● **Stored dataset items**
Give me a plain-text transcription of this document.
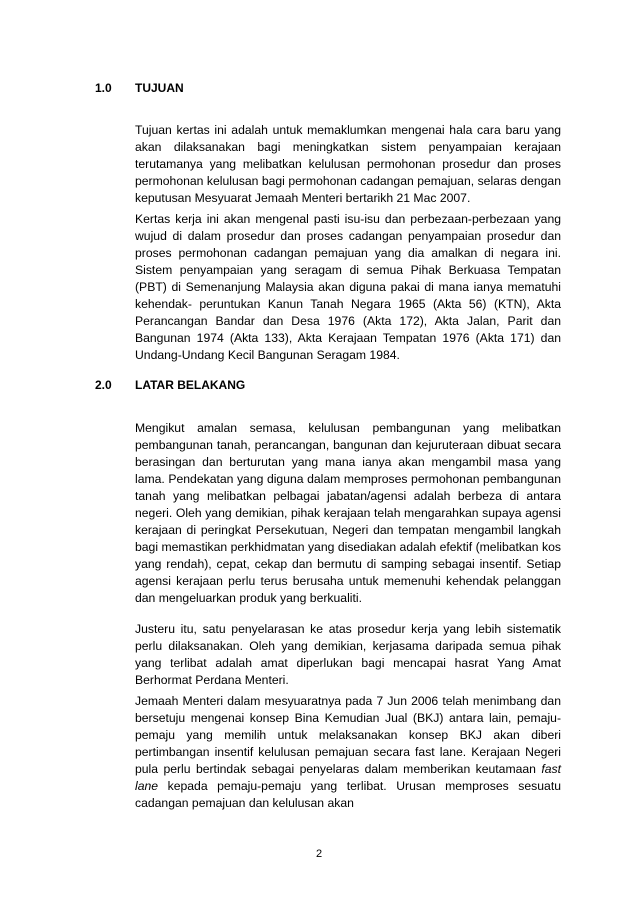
1.0	TUJUAN

Tujuan kertas ini adalah untuk memaklumkan mengenai hala cara baru yang akan dilaksanakan bagi meningkatkan sistem penyampaian kerajaan terutamanya yang melibatkan kelulusan permohonan prosedur dan proses permohonan kelulusan bagi permohonan cadangan pemajuan, selaras dengan keputusan Mesyuarat Jemaah Menteri bertarikh 21 Mac 2007.

Kertas kerja ini akan mengenal pasti isu-isu dan perbezaan-perbezaan yang wujud di dalam prosedur dan proses cadangan penyampaian prosedur dan proses permohonan cadangan pemajuan yang dia amalkan di negara ini. Sistem penyampaian yang seragam di semua Pihak Berkuasa Tempatan (PBT) di Semenanjung Malaysia akan diguna pakai di mana ianya mematuhi kehendak- peruntukan Kanun Tanah Negara 1965 (Akta 56) (KTN), Akta Perancangan Bandar dan Desa 1976 (Akta 172), Akta Jalan, Parit dan Bangunan 1974 (Akta 133), Akta Kerajaan Tempatan 1976 (Akta 171) dan Undang-Undang Kecil Bangunan Seragam 1984.

2.0	LATAR BELAKANG

Mengikut amalan semasa, kelulusan pembangunan yang melibatkan pembangunan tanah, perancangan, bangunan dan kejuruteraan dibuat secara berasingan dan berturutan yang mana ianya akan mengambil masa yang lama. Pendekatan yang diguna dalam memproses permohonan pembangunan tanah yang melibatkan pelbagai jabatan/agensi adalah berbeza di antara negeri. Oleh yang demikian, pihak kerajaan telah mengarahkan supaya agensi kerajaan di peringkat Persekutuan, Negeri dan tempatan mengambil langkah bagi memastikan perkhidmatan yang disediakan adalah efektif (melibatkan kos yang rendah), cepat, cekap dan bermutu di samping sebagai insentif. Setiap agensi kerajaan perlu terus berusaha untuk memenuhi kehendak pelanggan dan mengeluarkan produk yang berkualiti.

Justeru itu, satu penyelarasan ke atas prosedur kerja yang lebih sistematik perlu dilaksanakan. Oleh yang demikian, kerjasama daripada semua pihak yang terlibat adalah amat diperlukan bagi mencapai hasrat Yang Amat Berhormat Perdana Menteri.

Jemaah Menteri dalam mesyuaratnya pada 7 Jun 2006 telah menimbang dan bersetuju mengenai konsep Bina Kemudian Jual (BKJ) antara lain, pemaju-pemaju yang memilih untuk melaksanakan konsep BKJ akan diberi pertimbangan insentif kelulusan pemajuan secara fast lane. Kerajaan Negeri pula perlu bertindak sebagai penyelaras dalam memberikan keutamaan fast lane kepada pemaju-pemaju yang terlibat. Urusan memproses sesuatu cadangan pemajuan dan kelulusan akan

2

● **REQUIRED TASK**
Copy the listing over exactly, skipping the pictures it holds.

● **SOLVED PROBLEM**
Give me a plain-text transcription of this document.
1.0	TUJUAN

Tujuan kertas ini adalah untuk memaklumkan mengenai hala cara baru yang akan dilaksanakan bagi meningkatkan sistem penyampaian kerajaan terutamanya yang melibatkan kelulusan permohonan prosedur dan proses permohonan kelulusan bagi permohonan cadangan pemajuan, selaras dengan keputusan Mesyuarat Jemaah Menteri bertarikh 21 Mac 2007.

Kertas kerja ini akan mengenal pasti isu-isu dan perbezaan-perbezaan yang wujud di dalam prosedur dan proses cadangan penyampaian prosedur dan proses permohonan cadangan pemajuan yang dia amalkan di negara ini. Sistem penyampaian yang seragam di semua Pihak Berkuasa Tempatan (PBT) di Semenanjung Malaysia akan diguna pakai di mana ianya mematuhi kehendak- peruntukan Kanun Tanah Negara 1965 (Akta 56) (KTN), Akta Perancangan Bandar dan Desa 1976 (Akta 172), Akta Jalan, Parit dan Bangunan 1974 (Akta 133), Akta Kerajaan Tempatan 1976 (Akta 171) dan Undang-Undang Kecil Bangunan Seragam 1984.

2.0	LATAR BELAKANG

Mengikut amalan semasa, kelulusan pembangunan yang melibatkan pembangunan tanah, perancangan, bangunan dan kejuruteraan dibuat secara berasingan dan berturutan yang mana ianya akan mengambil masa yang lama. Pendekatan yang diguna dalam memproses permohonan pembangunan tanah yang melibatkan pelbagai jabatan/agensi adalah berbeza di antara negeri. Oleh yang demikian, pihak kerajaan telah mengarahkan supaya agensi kerajaan di peringkat Persekutuan, Negeri dan tempatan mengambil langkah bagi memastikan perkhidmatan yang disediakan adalah efektif (melibatkan kos yang rendah), cepat, cekap dan bermutu di samping sebagai insentif. Setiap agensi kerajaan perlu terus berusaha untuk memenuhi kehendak pelanggan dan mengeluarkan produk yang berkualiti.

Justeru itu, satu penyelarasan ke atas prosedur kerja yang lebih sistematik perlu dilaksanakan. Oleh yang demikian, kerjasama daripada semua pihak yang terlibat adalah amat diperlukan bagi mencapai hasrat Yang Amat Berhormat Perdana Menteri.

Jemaah Menteri dalam mesyuaratnya pada 7 Jun 2006 telah menimbang dan bersetuju mengenai konsep Bina Kemudian Jual (BKJ) antara lain, pemaju-pemaju yang memilih untuk melaksanakan konsep BKJ akan diberi pertimbangan insentif kelulusan pemajuan secara fast lane. Kerajaan Negeri pula perlu bertindak sebagai penyelaras dalam memberikan keutamaan fast lane kepada pemaju-pemaju yang terlibat. Urusan memproses sesuatu cadangan pemajuan dan kelulusan akan

2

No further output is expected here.